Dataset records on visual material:
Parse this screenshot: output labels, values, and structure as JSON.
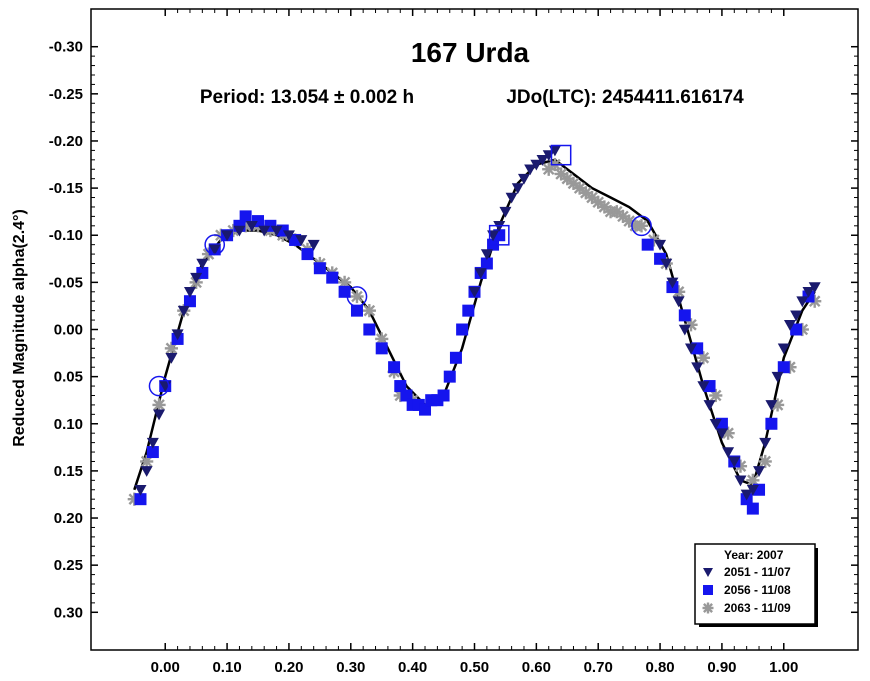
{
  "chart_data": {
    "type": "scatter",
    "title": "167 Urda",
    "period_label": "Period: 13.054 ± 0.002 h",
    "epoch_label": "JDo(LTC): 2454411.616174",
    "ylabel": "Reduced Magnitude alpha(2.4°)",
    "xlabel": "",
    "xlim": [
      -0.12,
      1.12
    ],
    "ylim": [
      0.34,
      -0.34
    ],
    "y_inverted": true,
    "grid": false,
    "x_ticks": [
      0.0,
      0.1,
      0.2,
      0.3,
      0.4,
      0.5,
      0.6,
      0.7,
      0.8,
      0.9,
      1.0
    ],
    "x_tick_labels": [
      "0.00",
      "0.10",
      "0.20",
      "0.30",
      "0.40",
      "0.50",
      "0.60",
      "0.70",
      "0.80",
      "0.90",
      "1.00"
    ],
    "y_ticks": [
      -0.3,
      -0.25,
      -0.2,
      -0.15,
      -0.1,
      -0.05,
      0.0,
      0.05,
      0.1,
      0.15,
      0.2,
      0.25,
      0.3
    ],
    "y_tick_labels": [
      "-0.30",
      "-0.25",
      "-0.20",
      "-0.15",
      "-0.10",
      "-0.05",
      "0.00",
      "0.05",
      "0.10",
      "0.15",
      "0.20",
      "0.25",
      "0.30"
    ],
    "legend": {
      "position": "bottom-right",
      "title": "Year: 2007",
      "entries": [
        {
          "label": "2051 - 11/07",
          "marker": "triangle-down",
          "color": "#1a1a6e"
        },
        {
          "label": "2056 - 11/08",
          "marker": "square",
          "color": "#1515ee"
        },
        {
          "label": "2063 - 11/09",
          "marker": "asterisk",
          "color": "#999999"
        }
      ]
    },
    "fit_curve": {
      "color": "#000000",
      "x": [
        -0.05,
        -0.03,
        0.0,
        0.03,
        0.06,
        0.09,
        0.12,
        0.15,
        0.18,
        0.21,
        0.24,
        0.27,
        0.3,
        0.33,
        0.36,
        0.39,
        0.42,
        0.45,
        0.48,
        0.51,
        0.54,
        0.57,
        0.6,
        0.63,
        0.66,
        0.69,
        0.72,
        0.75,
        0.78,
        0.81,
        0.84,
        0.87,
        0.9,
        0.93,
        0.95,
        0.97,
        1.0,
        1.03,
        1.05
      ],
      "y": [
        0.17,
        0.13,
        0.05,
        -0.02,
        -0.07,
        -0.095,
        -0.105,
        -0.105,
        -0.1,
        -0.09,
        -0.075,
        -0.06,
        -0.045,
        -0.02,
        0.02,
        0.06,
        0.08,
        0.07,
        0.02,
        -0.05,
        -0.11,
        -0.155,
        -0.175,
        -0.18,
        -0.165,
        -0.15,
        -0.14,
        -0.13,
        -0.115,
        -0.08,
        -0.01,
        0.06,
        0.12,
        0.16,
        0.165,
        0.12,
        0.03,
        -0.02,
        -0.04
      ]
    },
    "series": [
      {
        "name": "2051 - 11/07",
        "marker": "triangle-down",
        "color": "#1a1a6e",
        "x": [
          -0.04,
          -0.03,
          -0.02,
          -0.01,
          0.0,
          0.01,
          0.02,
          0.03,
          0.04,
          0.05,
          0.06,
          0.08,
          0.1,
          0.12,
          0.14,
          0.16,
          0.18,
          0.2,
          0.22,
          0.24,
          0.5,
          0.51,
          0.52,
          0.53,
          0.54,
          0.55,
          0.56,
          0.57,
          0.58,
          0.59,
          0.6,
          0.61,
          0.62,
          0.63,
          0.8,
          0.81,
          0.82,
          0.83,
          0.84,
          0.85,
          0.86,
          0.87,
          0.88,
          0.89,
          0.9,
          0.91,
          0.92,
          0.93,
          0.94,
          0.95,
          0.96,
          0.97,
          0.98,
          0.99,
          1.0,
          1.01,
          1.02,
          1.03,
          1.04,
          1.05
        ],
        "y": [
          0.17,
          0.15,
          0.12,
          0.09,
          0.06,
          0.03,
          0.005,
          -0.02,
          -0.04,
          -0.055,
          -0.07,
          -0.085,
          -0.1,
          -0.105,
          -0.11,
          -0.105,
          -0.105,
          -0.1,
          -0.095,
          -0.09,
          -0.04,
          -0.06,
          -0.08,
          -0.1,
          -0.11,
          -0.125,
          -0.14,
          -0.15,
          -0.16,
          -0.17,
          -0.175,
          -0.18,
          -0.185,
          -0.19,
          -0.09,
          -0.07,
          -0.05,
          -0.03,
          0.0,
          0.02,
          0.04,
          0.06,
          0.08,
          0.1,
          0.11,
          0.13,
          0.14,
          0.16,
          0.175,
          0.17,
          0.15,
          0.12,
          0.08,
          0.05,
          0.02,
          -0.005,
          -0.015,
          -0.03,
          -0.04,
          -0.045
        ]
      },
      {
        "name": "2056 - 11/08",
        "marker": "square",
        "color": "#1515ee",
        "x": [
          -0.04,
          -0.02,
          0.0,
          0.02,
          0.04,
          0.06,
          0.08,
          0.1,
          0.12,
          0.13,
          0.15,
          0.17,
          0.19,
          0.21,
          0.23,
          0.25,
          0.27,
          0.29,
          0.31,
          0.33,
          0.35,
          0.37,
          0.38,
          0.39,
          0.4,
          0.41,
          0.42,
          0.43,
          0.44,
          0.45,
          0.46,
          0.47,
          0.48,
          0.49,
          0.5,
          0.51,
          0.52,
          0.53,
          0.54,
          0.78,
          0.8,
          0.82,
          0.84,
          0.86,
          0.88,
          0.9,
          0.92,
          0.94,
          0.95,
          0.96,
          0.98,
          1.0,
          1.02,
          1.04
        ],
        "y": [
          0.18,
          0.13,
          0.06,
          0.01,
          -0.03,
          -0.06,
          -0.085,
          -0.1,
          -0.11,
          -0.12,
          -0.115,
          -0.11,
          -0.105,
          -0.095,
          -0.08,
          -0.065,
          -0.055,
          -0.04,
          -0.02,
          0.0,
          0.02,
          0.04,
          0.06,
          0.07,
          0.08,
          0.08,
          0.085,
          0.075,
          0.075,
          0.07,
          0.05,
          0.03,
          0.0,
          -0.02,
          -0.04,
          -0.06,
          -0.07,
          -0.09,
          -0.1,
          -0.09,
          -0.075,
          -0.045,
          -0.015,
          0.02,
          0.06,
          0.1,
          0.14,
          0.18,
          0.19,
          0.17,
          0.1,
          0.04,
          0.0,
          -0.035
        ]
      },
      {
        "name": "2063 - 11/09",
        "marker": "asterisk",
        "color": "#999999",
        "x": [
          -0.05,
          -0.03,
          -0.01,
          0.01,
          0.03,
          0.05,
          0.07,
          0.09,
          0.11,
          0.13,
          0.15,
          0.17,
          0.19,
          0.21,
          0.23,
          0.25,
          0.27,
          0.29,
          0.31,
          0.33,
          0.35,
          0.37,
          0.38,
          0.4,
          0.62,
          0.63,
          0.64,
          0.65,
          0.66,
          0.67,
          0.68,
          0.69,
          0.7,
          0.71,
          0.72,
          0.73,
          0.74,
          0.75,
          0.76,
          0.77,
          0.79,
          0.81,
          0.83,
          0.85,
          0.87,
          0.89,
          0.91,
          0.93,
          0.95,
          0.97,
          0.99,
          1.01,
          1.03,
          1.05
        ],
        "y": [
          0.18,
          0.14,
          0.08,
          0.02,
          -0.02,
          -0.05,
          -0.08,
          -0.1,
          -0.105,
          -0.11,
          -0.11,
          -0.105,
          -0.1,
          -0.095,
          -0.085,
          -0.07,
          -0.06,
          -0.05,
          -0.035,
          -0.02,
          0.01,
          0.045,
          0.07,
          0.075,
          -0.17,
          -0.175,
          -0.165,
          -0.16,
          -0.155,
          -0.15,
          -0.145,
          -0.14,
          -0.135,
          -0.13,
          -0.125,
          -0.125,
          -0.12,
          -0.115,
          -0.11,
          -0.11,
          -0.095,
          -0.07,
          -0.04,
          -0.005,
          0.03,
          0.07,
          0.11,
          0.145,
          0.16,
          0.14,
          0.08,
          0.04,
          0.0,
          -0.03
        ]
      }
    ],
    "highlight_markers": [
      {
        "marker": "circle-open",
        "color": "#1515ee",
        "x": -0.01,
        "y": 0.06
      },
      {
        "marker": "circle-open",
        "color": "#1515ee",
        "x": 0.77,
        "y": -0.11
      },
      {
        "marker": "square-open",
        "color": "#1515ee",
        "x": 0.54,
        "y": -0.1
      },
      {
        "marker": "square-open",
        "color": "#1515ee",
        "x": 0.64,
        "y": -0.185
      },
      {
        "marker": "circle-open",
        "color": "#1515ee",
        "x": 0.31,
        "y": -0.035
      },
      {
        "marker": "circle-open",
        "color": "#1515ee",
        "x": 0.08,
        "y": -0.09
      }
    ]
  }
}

**Work required**
Return each line among the entries that holds the word "down".

**Written response**
          "marker": "triangle-down",
        "marker": "triangle-down",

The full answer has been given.